___ Input rows ___
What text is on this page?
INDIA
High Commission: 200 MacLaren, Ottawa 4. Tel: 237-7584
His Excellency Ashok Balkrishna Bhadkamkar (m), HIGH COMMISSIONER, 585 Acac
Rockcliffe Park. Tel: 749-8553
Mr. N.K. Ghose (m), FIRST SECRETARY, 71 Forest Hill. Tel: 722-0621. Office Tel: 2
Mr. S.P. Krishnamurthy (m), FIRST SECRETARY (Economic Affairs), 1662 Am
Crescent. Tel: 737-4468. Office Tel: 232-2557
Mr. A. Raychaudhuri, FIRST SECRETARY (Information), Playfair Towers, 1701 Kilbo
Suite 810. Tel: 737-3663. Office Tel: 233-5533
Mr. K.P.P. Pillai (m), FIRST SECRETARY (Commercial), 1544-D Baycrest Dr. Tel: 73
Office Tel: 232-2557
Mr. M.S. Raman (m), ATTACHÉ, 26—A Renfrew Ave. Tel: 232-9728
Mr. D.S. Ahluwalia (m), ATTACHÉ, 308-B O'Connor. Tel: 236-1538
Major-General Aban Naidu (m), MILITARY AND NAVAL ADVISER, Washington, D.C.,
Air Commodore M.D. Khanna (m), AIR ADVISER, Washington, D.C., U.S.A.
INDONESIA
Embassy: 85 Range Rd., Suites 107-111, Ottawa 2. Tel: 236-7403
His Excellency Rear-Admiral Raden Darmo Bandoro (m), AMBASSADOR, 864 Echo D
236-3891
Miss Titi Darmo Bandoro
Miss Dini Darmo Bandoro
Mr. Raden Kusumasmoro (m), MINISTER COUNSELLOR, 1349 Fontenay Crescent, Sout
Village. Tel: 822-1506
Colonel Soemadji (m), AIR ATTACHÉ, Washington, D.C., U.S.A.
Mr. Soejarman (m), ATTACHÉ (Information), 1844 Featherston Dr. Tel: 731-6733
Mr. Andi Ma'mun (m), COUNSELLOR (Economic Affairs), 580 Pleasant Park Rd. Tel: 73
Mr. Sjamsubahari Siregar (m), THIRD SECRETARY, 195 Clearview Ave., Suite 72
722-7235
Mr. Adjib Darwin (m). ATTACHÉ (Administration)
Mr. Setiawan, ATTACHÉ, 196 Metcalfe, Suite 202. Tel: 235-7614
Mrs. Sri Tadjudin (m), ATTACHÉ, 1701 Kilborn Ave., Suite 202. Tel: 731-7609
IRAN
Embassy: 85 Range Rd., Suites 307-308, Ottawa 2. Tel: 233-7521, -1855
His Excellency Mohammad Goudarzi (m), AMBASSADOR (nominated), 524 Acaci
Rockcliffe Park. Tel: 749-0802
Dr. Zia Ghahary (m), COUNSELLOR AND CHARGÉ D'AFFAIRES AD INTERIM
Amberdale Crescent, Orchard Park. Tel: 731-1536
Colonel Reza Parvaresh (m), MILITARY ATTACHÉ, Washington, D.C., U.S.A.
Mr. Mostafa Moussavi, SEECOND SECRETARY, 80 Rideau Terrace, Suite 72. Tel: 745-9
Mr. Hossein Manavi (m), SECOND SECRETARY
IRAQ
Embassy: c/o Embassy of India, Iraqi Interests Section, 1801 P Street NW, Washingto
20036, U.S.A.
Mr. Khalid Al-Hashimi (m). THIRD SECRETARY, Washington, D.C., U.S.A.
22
___
*Description of the task*
All of the lines above must be returned exactly.

*Written solution*
What text is on this page?
INDIA
High Commission: 200 MacLaren, Ottawa 4. Tel: 237-7584
His Excellency Ashok Balkrishna Bhadkamkar (m), HIGH COMMISSIONER, 585 Acac
Rockcliffe Park. Tel: 749-8553
Mr. N.K. Ghose (m), FIRST SECRETARY, 71 Forest Hill. Tel: 722-0621. Office Tel: 2
Mr. S.P. Krishnamurthy (m), FIRST SECRETARY (Economic Affairs), 1662 Am
Crescent. Tel: 737-4468. Office Tel: 232-2557
Mr. A. Raychaudhuri, FIRST SECRETARY (Information), Playfair Towers, 1701 Kilbo
Suite 810. Tel: 737-3663. Office Tel: 233-5533
Mr. K.P.P. Pillai (m), FIRST SECRETARY (Commercial), 1544-D Baycrest Dr. Tel: 73
Office Tel: 232-2557
Mr. M.S. Raman (m), ATTACHÉ, 26—A Renfrew Ave. Tel: 232-9728
Mr. D.S. Ahluwalia (m), ATTACHÉ, 308-B O'Connor. Tel: 236-1538
Major-General Aban Naidu (m), MILITARY AND NAVAL ADVISER, Washington, D.C.,
Air Commodore M.D. Khanna (m), AIR ADVISER, Washington, D.C., U.S.A.
INDONESIA
Embassy: 85 Range Rd., Suites 107-111, Ottawa 2. Tel: 236-7403
His Excellency Rear-Admiral Raden Darmo Bandoro (m), AMBASSADOR, 864 Echo D
236-3891
Miss Titi Darmo Bandoro
Miss Dini Darmo Bandoro
Mr. Raden Kusumasmoro (m), MINISTER COUNSELLOR, 1349 Fontenay Crescent, Sout
Village. Tel: 822-1506
Colonel Soemadji (m), AIR ATTACHÉ, Washington, D.C., U.S.A.
Mr. Soejarman (m), ATTACHÉ (Information), 1844 Featherston Dr. Tel: 731-6733
Mr. Andi Ma'mun (m), COUNSELLOR (Economic Affairs), 580 Pleasant Park Rd. Tel: 73
Mr. Sjamsubahari Siregar (m), THIRD SECRETARY, 195 Clearview Ave., Suite 72
722-7235
Mr. Adjib Darwin (m). ATTACHÉ (Administration)
Mr. Setiawan, ATTACHÉ, 196 Metcalfe, Suite 202. Tel: 235-7614
Mrs. Sri Tadjudin (m), ATTACHÉ, 1701 Kilborn Ave., Suite 202. Tel: 731-7609
IRAN
Embassy: 85 Range Rd., Suites 307-308, Ottawa 2. Tel: 233-7521, -1855
His Excellency Mohammad Goudarzi (m), AMBASSADOR (nominated), 524 Acaci
Rockcliffe Park. Tel: 749-0802
Dr. Zia Ghahary (m), COUNSELLOR AND CHARGÉ D'AFFAIRES AD INTERIM
Amberdale Crescent, Orchard Park. Tel: 731-1536
Colonel Reza Parvaresh (m), MILITARY ATTACHÉ, Washington, D.C., U.S.A.
Mr. Mostafa Moussavi, SEECOND SECRETARY, 80 Rideau Terrace, Suite 72. Tel: 745-9
Mr. Hossein Manavi (m), SECOND SECRETARY
IRAQ
Embassy: c/o Embassy of India, Iraqi Interests Section, 1801 P Street NW, Washingto
20036, U.S.A.
Mr. Khalid Al-Hashimi (m). THIRD SECRETARY, Washington, D.C., U.S.A.
22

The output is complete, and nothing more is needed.